● To be done
Present as a numbered list only the lines of the records below, from the line containing "Itemize the components" up to and including the line containing "detection-point [876,469,885,478]", with any blank lines omitted.

● Supplied entries

▼▼▼

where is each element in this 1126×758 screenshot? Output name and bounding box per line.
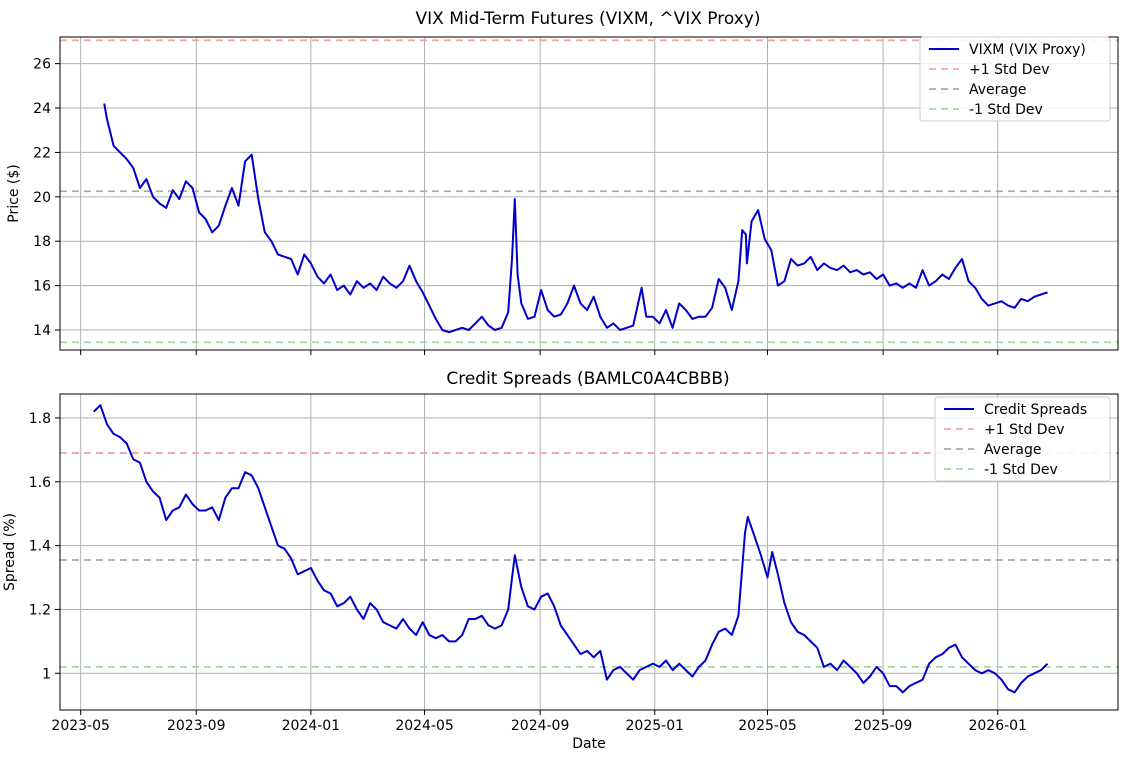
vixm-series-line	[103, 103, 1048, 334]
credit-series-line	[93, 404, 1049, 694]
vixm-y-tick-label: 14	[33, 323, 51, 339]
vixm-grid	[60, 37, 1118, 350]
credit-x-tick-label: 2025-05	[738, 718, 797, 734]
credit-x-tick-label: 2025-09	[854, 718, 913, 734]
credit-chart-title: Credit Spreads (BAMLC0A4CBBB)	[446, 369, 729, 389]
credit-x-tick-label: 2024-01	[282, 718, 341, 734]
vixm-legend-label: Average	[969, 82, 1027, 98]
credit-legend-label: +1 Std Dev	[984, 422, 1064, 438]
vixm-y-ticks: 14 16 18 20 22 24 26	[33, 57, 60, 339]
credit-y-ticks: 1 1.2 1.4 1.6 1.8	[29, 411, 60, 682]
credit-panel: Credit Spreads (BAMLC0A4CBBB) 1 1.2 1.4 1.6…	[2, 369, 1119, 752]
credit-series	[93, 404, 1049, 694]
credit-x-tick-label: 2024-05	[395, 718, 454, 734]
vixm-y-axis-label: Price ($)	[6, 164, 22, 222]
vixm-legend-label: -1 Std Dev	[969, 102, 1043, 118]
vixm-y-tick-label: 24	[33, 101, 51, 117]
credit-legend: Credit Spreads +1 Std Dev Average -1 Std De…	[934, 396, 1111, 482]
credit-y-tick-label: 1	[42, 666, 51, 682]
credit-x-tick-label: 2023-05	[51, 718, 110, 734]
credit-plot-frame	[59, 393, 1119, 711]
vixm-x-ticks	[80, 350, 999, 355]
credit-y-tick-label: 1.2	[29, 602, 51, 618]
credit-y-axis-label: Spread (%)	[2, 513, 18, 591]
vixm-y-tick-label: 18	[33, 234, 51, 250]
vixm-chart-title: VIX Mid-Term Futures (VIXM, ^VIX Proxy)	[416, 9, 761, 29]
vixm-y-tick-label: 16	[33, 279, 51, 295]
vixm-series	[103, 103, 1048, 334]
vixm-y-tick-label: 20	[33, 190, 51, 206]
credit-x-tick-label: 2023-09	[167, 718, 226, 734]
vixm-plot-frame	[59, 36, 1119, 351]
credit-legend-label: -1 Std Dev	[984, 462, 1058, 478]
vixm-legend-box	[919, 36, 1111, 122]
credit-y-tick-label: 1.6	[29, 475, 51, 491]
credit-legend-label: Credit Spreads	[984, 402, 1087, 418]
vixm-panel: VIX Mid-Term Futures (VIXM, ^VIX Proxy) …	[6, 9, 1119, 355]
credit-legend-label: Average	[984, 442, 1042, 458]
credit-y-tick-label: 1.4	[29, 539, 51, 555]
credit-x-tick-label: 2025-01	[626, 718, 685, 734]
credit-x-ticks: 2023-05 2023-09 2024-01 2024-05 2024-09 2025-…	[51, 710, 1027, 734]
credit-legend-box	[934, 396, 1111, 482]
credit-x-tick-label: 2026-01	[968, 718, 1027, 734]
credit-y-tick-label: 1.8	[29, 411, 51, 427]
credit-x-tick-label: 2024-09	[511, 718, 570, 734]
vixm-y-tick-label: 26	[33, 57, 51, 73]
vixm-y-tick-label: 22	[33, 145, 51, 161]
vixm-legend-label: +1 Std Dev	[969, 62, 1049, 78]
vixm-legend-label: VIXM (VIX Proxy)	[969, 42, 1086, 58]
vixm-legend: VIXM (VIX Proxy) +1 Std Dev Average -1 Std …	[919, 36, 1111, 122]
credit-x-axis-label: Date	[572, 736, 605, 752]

▲▲▲
▼▼▼

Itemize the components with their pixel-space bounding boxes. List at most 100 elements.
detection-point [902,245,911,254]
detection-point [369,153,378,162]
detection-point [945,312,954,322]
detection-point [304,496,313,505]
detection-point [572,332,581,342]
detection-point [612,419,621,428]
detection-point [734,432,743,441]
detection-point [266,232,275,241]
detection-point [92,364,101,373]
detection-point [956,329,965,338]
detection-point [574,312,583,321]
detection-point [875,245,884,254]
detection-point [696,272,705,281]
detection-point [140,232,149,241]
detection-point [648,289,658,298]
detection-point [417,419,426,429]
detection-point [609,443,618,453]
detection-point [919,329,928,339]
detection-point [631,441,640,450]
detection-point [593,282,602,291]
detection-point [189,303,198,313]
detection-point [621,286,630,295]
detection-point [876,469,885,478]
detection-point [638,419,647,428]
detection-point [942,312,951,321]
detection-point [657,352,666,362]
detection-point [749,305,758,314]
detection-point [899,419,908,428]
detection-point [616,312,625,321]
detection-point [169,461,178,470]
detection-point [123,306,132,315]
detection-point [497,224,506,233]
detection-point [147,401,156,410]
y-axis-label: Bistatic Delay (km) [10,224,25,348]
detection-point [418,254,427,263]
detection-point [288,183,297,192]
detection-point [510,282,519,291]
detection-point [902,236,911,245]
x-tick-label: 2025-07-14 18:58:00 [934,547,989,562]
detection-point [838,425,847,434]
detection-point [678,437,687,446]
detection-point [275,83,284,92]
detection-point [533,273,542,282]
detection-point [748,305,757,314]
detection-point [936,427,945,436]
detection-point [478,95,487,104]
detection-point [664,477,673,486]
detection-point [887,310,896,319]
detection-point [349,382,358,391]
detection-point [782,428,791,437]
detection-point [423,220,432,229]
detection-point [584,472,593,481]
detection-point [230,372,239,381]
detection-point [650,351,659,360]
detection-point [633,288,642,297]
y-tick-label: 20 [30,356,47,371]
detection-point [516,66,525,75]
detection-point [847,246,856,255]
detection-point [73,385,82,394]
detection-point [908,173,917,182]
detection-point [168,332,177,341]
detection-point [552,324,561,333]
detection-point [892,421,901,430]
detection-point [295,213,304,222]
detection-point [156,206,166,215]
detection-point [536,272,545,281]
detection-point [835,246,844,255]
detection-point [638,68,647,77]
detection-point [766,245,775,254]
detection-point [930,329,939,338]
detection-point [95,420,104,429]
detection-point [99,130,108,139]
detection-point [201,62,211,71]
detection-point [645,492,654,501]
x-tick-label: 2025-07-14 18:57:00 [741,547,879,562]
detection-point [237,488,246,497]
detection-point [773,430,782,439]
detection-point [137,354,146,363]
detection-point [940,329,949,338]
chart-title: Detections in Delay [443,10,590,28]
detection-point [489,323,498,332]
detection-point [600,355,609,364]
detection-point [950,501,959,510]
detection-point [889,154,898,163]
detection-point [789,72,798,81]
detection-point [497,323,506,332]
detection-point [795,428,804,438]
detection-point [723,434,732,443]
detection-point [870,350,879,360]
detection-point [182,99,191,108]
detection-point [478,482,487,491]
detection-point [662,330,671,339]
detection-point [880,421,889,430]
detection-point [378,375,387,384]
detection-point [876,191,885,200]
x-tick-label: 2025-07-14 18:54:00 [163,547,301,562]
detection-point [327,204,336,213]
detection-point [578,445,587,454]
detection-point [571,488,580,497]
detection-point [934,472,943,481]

▲▲▲

● Answer to this problem
1. Itemize the components with their pixel-space bounding boxes. List at most 100 elements.
2. detection-point [902,245,911,254]
3. detection-point [369,153,378,162]
4. detection-point [945,312,954,322]
5. detection-point [304,496,313,505]
6. detection-point [572,332,581,342]
7. detection-point [612,419,621,428]
8. detection-point [734,432,743,441]
9. detection-point [266,232,275,241]
10. detection-point [92,364,101,373]
11. detection-point [956,329,965,338]
12. detection-point [574,312,583,321]
13. detection-point [875,245,884,254]
14. detection-point [696,272,705,281]
15. detection-point [140,232,149,241]
16. detection-point [648,289,658,298]
17. detection-point [417,419,426,429]
18. detection-point [609,443,618,453]
19. detection-point [919,329,928,339]
20. detection-point [631,441,640,450]
21. detection-point [593,282,602,291]
22. detection-point [189,303,198,313]
23. detection-point [621,286,630,295]
24. detection-point [876,469,885,478]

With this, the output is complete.